--- Objective ---
Reproduce the records below exactly as they appear.

--- Information shown ---
※ ※ ※

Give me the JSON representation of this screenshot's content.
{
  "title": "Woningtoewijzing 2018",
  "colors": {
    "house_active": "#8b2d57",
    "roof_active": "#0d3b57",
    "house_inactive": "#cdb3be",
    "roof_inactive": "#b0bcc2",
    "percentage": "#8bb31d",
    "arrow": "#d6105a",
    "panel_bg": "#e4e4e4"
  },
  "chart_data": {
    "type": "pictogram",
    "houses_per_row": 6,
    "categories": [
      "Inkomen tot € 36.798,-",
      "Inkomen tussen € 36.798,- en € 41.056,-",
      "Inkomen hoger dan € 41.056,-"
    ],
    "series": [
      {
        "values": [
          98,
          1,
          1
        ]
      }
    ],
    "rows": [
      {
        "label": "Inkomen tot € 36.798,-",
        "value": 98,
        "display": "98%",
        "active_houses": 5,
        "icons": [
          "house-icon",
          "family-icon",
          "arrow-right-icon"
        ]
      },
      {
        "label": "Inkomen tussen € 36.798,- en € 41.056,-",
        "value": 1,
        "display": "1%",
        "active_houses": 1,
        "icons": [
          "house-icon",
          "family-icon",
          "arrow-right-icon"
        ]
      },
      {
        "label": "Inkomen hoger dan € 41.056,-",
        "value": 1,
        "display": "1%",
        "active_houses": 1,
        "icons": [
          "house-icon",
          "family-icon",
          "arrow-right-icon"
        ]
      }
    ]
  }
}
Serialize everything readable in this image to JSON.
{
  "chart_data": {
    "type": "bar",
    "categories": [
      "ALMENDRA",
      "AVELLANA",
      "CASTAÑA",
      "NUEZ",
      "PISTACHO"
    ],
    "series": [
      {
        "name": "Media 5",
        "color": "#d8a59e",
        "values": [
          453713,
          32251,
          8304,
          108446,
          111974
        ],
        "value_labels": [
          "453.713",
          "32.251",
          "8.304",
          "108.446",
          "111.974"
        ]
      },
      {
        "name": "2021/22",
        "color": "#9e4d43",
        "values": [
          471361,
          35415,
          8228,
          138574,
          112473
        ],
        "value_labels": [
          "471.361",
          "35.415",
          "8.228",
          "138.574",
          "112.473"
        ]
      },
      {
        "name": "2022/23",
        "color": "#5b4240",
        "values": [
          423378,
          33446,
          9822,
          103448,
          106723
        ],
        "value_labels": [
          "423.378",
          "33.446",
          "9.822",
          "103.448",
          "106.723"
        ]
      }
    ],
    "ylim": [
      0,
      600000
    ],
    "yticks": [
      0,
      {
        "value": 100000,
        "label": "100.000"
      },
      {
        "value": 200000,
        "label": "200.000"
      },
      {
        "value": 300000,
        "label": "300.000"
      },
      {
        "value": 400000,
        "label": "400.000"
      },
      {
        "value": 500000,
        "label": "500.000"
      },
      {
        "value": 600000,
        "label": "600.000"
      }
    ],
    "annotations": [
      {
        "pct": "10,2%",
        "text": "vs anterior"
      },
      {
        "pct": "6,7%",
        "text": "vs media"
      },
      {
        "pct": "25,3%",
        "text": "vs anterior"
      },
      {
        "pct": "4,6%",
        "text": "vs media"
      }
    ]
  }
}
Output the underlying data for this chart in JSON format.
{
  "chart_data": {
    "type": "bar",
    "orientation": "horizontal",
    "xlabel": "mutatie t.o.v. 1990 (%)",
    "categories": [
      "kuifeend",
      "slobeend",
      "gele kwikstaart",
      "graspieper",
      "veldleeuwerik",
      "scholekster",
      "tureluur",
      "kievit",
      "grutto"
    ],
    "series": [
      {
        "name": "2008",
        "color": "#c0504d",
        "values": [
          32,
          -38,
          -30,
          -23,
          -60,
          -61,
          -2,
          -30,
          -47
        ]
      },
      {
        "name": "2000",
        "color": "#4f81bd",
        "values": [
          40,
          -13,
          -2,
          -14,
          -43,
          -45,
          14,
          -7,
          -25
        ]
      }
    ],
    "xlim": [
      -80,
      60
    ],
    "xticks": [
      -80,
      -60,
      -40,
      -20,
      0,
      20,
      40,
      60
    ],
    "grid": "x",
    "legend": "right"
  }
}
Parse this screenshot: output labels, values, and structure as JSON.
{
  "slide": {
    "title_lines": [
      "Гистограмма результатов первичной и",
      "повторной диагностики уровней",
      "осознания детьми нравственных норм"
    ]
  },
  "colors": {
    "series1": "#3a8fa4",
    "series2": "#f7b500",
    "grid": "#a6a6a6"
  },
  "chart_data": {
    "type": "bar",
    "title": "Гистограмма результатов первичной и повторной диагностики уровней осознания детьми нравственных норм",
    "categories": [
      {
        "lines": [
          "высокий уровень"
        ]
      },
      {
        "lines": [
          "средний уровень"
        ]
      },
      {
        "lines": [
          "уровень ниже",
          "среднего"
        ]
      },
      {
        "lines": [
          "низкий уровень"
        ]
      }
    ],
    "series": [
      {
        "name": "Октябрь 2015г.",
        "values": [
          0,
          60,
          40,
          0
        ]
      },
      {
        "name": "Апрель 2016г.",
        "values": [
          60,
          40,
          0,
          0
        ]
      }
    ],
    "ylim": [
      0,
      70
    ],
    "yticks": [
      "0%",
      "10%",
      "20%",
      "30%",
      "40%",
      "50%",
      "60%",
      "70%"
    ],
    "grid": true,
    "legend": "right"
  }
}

※ ※ ※

--- Response to this exercise ---
Give me the JSON representation of this screenshot's content.
{
  "title": "Woningtoewijzing 2018",
  "colors": {
    "house_active": "#8b2d57",
    "roof_active": "#0d3b57",
    "house_inactive": "#cdb3be",
    "roof_inactive": "#b0bcc2",
    "percentage": "#8bb31d",
    "arrow": "#d6105a",
    "panel_bg": "#e4e4e4"
  },
  "chart_data": {
    "type": "pictogram",
    "houses_per_row": 6,
    "categories": [
      "Inkomen tot € 36.798,-",
      "Inkomen tussen € 36.798,- en € 41.056,-",
      "Inkomen hoger dan € 41.056,-"
    ],
    "series": [
      {
        "values": [
          98,
          1,
          1
        ]
      }
    ],
    "rows": [
      {
        "label": "Inkomen tot € 36.798,-",
        "value": 98,
        "display": "98%",
        "active_houses": 5,
        "icons": [
          "house-icon",
          "family-icon",
          "arrow-right-icon"
        ]
      },
      {
        "label": "Inkomen tussen € 36.798,- en € 41.056,-",
        "value": 1,
        "display": "1%",
        "active_houses": 1,
        "icons": [
          "house-icon",
          "family-icon",
          "arrow-right-icon"
        ]
      },
      {
        "label": "Inkomen hoger dan € 41.056,-",
        "value": 1,
        "display": "1%",
        "active_houses": 1,
        "icons": [
          "house-icon",
          "family-icon",
          "arrow-right-icon"
        ]
      }
    ]
  }
}
Serialize everything readable in this image to JSON.
{
  "chart_data": {
    "type": "bar",
    "categories": [
      "ALMENDRA",
      "AVELLANA",
      "CASTAÑA",
      "NUEZ",
      "PISTACHO"
    ],
    "series": [
      {
        "name": "Media 5",
        "color": "#d8a59e",
        "values": [
          453713,
          32251,
          8304,
          108446,
          111974
        ],
        "value_labels": [
          "453.713",
          "32.251",
          "8.304",
          "108.446",
          "111.974"
        ]
      },
      {
        "name": "2021/22",
        "color": "#9e4d43",
        "values": [
          471361,
          35415,
          8228,
          138574,
          112473
        ],
        "value_labels": [
          "471.361",
          "35.415",
          "8.228",
          "138.574",
          "112.473"
        ]
      },
      {
        "name": "2022/23",
        "color": "#5b4240",
        "values": [
          423378,
          33446,
          9822,
          103448,
          106723
        ],
        "value_labels": [
          "423.378",
          "33.446",
          "9.822",
          "103.448",
          "106.723"
        ]
      }
    ],
    "ylim": [
      0,
      600000
    ],
    "yticks": [
      0,
      {
        "value": 100000,
        "label": "100.000"
      },
      {
        "value": 200000,
        "label": "200.000"
      },
      {
        "value": 300000,
        "label": "300.000"
      },
      {
        "value": 400000,
        "label": "400.000"
      },
      {
        "value": 500000,
        "label": "500.000"
      },
      {
        "value": 600000,
        "label": "600.000"
      }
    ],
    "annotations": [
      {
        "pct": "10,2%",
        "text": "vs anterior"
      },
      {
        "pct": "6,7%",
        "text": "vs media"
      },
      {
        "pct": "25,3%",
        "text": "vs anterior"
      },
      {
        "pct": "4,6%",
        "text": "vs media"
      }
    ]
  }
}
Output the underlying data for this chart in JSON format.
{
  "chart_data": {
    "type": "bar",
    "orientation": "horizontal",
    "xlabel": "mutatie t.o.v. 1990 (%)",
    "categories": [
      "kuifeend",
      "slobeend",
      "gele kwikstaart",
      "graspieper",
      "veldleeuwerik",
      "scholekster",
      "tureluur",
      "kievit",
      "grutto"
    ],
    "series": [
      {
        "name": "2008",
        "color": "#c0504d",
        "values": [
          32,
          -38,
          -30,
          -23,
          -60,
          -61,
          -2,
          -30,
          -47
        ]
      },
      {
        "name": "2000",
        "color": "#4f81bd",
        "values": [
          40,
          -13,
          -2,
          -14,
          -43,
          -45,
          14,
          -7,
          -25
        ]
      }
    ],
    "xlim": [
      -80,
      60
    ],
    "xticks": [
      -80,
      -60,
      -40,
      -20,
      0,
      20,
      40,
      60
    ],
    "grid": "x",
    "legend": "right"
  }
}
Parse this screenshot: output labels, values, and structure as JSON.
{
  "slide": {
    "title_lines": [
      "Гистограмма результатов первичной и",
      "повторной диагностики уровней",
      "осознания детьми нравственных норм"
    ]
  },
  "colors": {
    "series1": "#3a8fa4",
    "series2": "#f7b500",
    "grid": "#a6a6a6"
  },
  "chart_data": {
    "type": "bar",
    "title": "Гистограмма результатов первичной и повторной диагностики уровней осознания детьми нравственных норм",
    "categories": [
      {
        "lines": [
          "высокий уровень"
        ]
      },
      {
        "lines": [
          "средний уровень"
        ]
      },
      {
        "lines": [
          "уровень ниже",
          "среднего"
        ]
      },
      {
        "lines": [
          "низкий уровень"
        ]
      }
    ],
    "series": [
      {
        "name": "Октябрь 2015г.",
        "values": [
          0,
          60,
          40,
          0
        ]
      },
      {
        "name": "Апрель 2016г.",
        "values": [
          60,
          40,
          0,
          0
        ]
      }
    ],
    "ylim": [
      0,
      70
    ],
    "yticks": [
      "0%",
      "10%",
      "20%",
      "30%",
      "40%",
      "50%",
      "60%",
      "70%"
    ],
    "grid": true,
    "legend": "right"
  }
}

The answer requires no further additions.